== GIVEN RECORDS ==
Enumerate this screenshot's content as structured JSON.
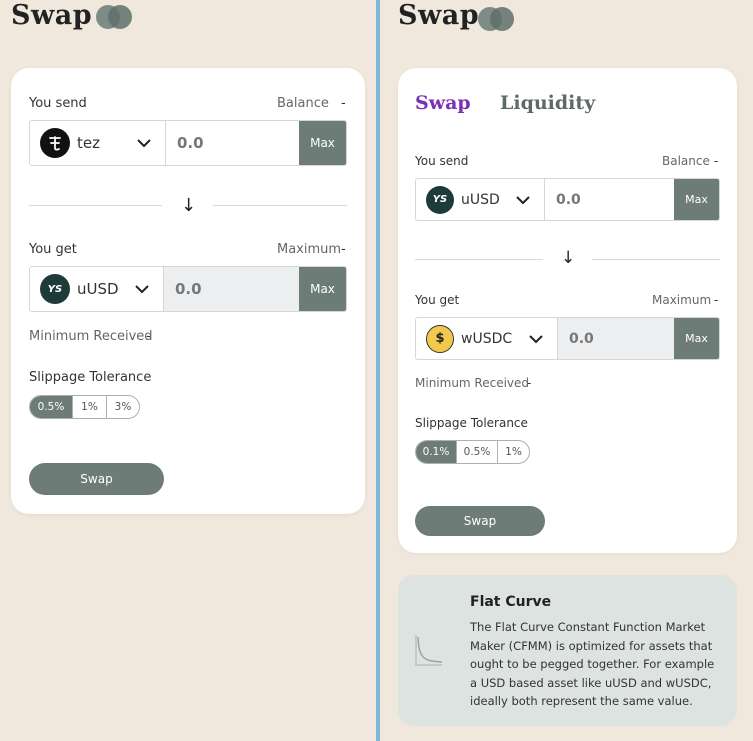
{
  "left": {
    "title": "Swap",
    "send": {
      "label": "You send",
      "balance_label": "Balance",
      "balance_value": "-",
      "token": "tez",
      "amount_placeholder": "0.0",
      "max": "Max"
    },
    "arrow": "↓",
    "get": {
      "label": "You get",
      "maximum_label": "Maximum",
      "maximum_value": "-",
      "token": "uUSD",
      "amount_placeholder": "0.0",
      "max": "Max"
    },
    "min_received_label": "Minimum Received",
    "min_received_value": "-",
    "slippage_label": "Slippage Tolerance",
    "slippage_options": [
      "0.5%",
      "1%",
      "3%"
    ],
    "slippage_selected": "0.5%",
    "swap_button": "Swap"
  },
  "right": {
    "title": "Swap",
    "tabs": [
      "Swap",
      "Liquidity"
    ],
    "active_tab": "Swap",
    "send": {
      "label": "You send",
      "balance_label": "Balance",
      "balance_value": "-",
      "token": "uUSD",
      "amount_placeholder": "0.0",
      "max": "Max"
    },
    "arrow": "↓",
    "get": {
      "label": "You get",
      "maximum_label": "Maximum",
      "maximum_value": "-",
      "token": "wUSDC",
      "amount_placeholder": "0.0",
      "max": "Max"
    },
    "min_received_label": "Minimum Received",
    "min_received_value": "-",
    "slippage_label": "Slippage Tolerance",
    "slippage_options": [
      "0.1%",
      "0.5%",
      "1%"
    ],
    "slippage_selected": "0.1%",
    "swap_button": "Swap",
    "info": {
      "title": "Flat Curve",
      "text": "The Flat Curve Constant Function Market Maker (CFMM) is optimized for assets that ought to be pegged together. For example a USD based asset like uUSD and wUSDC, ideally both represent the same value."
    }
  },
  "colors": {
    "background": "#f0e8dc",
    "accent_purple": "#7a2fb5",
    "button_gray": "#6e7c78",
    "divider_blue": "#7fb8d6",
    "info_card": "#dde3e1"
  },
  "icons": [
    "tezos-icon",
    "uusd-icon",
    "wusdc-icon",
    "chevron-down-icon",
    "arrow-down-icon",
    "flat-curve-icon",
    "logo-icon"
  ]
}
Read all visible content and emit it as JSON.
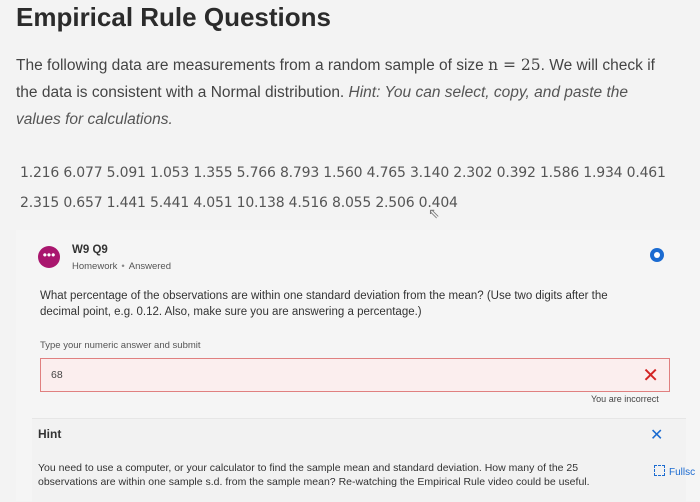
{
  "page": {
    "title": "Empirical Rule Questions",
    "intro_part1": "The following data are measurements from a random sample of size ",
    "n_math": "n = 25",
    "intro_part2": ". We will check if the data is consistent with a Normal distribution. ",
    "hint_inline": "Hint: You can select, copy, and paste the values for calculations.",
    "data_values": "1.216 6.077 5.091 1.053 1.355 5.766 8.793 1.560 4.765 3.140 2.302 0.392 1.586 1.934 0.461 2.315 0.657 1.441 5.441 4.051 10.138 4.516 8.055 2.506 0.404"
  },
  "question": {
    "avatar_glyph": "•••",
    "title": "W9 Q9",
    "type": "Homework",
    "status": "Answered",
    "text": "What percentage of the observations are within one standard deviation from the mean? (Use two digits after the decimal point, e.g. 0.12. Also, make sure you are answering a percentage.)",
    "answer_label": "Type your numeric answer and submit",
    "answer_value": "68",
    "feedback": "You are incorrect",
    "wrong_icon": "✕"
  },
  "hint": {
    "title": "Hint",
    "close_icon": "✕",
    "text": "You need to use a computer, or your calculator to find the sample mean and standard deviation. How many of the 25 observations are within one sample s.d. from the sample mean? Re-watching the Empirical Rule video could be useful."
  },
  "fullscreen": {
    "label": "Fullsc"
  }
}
===
== GIVEN RECORDS ==
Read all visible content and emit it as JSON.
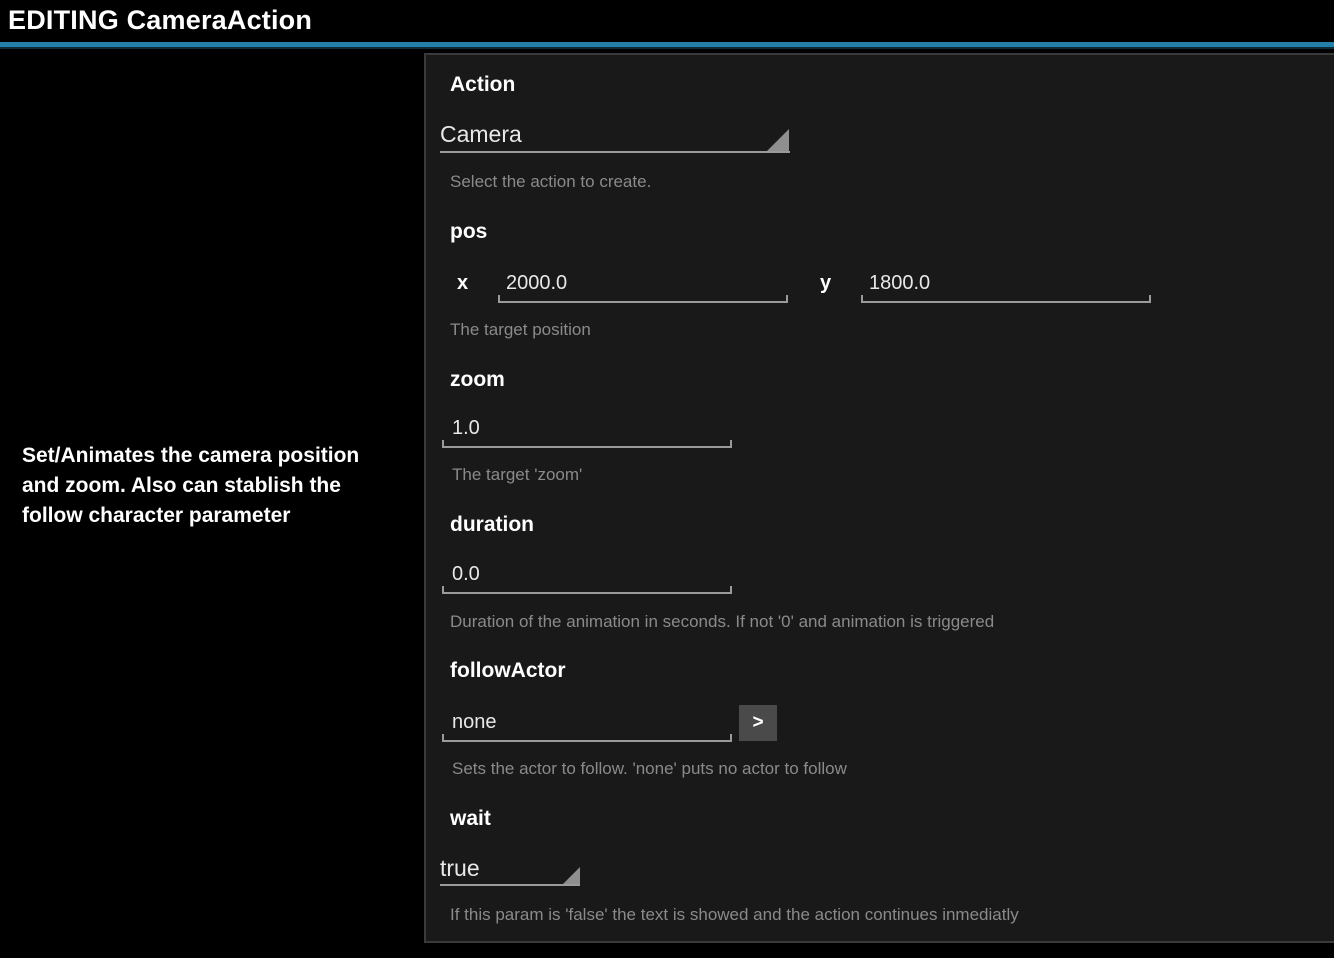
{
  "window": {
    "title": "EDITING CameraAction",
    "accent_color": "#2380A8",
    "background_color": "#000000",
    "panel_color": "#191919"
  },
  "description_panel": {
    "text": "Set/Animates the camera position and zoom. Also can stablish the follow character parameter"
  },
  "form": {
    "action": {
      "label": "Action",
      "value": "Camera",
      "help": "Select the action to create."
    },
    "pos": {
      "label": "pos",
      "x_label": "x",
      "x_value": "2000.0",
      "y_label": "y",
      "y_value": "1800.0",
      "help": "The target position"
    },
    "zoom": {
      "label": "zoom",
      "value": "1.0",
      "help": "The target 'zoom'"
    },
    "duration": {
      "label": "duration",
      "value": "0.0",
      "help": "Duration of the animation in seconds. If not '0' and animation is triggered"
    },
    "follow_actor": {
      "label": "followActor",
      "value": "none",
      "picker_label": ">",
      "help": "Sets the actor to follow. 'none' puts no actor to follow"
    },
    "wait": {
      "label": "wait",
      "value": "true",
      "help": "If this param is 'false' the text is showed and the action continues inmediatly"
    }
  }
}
===
• **DO THIS**
Identify each line of the material where the word "Swap" shows up, and copy it.

• **ANSWER**
    "title": "Swap",
    "swap_button": "Swap"
    "title": "Swap",
      "Swap",
    "active_tab": "Swap",
    "swap_button": "Swap",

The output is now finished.